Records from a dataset
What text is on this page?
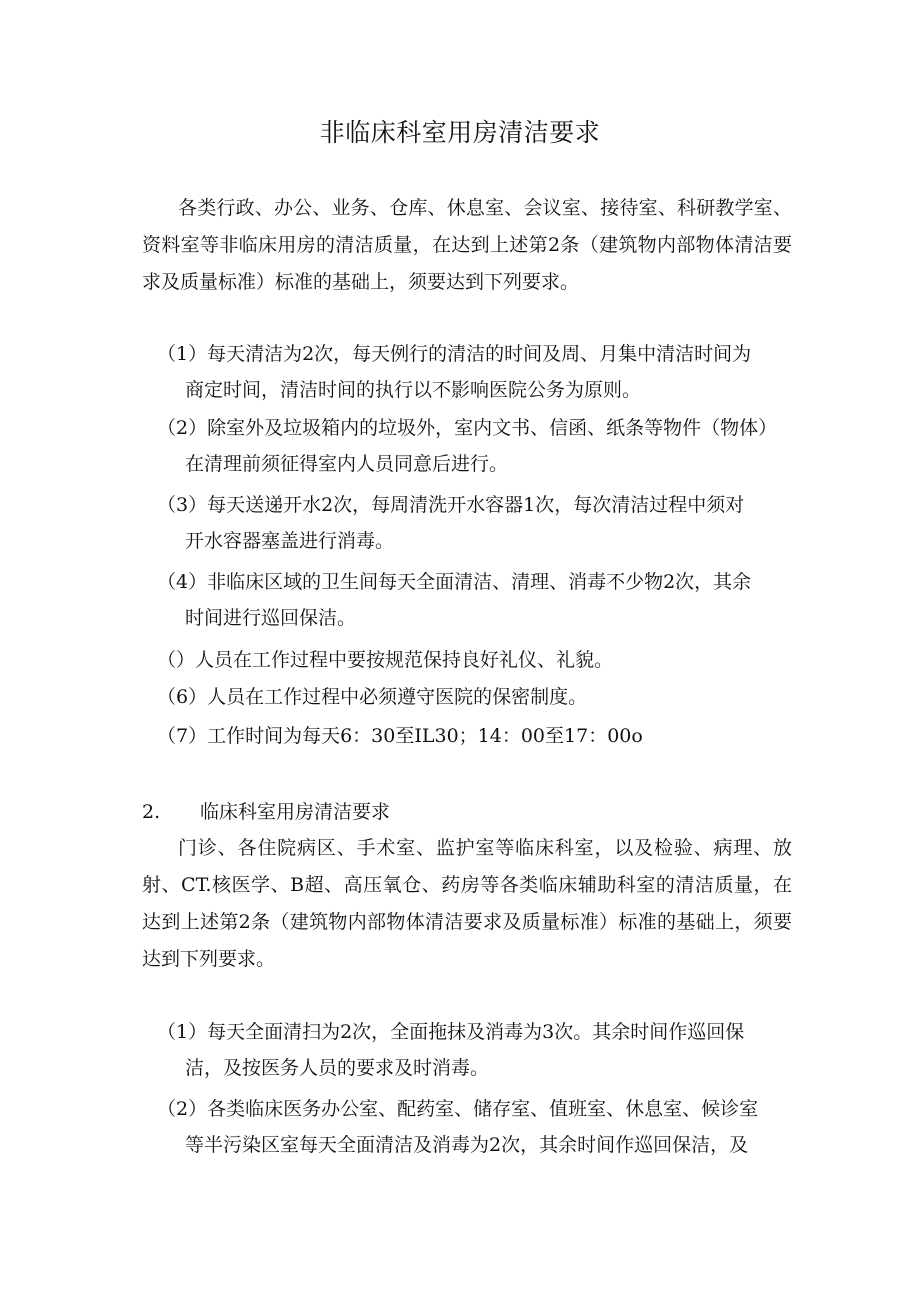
非临床科室用房清洁要求
各类行政、办公、业务、仓库、休息室、会议室、接待室、科研教学室、资料室等非临床用房的清洁质量，在达到上述第2条（建筑物内部物体清洁要求及质量标准）标准的基础上，须要达到下列要求。
（1）每天清洁为2次，每天例行的清洁的时间及周、月集中清洁时间为
商定时间，清洁时间的执行以不影响医院公务为原则。
（2）除室外及垃圾箱内的垃圾外，室内文书、信函、纸条等物件（物体）
在清理前须征得室内人员同意后进行。
（3）每天送递开水2次，每周清洗开水容器1次，每次清洁过程中须对
开水容器塞盖进行消毒。
（4）非临床区域的卫生间每天全面清洁、清理、消毒不少物2次，其余
时间进行巡回保洁。
（）人员在工作过程中要按规范保持良好礼仪、礼貌。
（6）人员在工作过程中必须遵守医院的保密制度。
（7）工作时间为每天6：30至IL30；14：00至17：00o
2. 临床科室用房清洁要求
门诊、各住院病区、手术室、监护室等临床科室，以及检验、病理、放射、CT.核医学、B超、高压氧仓、药房等各类临床辅助科室的清洁质量，在达到上述第2条（建筑物内部物体清洁要求及质量标准）标准的基础上，须要达到下列要求。
（1）每天全面清扫为2次，全面拖抹及消毒为3次。其余时间作巡回保
洁，及按医务人员的要求及时消毒。
（2）各类临床医务办公室、配药室、储存室、值班室、休息室、候诊室
等半污染区室每天全面清洁及消毒为2次，其余时间作巡回保洁，及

Directions |
Leave out the pictures and copy everything else in the records word for word.

Task solution |
What text is on this page?
非临床科室用房清洁要求
各类行政、办公、业务、仓库、休息室、会议室、接待室、科研教学室、资料室等非临床用房的清洁质量，在达到上述第2条（建筑物内部物体清洁要求及质量标准）标准的基础上，须要达到下列要求。
（1）每天清洁为2次，每天例行的清洁的时间及周、月集中清洁时间为
商定时间，清洁时间的执行以不影响医院公务为原则。
（2）除室外及垃圾箱内的垃圾外，室内文书、信函、纸条等物件（物体）
在清理前须征得室内人员同意后进行。
（3）每天送递开水2次，每周清洗开水容器1次，每次清洁过程中须对
开水容器塞盖进行消毒。
（4）非临床区域的卫生间每天全面清洁、清理、消毒不少物2次，其余
时间进行巡回保洁。
（）人员在工作过程中要按规范保持良好礼仪、礼貌。
（6）人员在工作过程中必须遵守医院的保密制度。
（7）工作时间为每天6：30至IL30；14：00至17：00o
2. 临床科室用房清洁要求
门诊、各住院病区、手术室、监护室等临床科室，以及检验、病理、放射、CT.核医学、B超、高压氧仓、药房等各类临床辅助科室的清洁质量，在达到上述第2条（建筑物内部物体清洁要求及质量标准）标准的基础上，须要达到下列要求。
（1）每天全面清扫为2次，全面拖抹及消毒为3次。其余时间作巡回保
洁，及按医务人员的要求及时消毒。
（2）各类临床医务办公室、配药室、储存室、值班室、休息室、候诊室
等半污染区室每天全面清洁及消毒为2次，其余时间作巡回保洁，及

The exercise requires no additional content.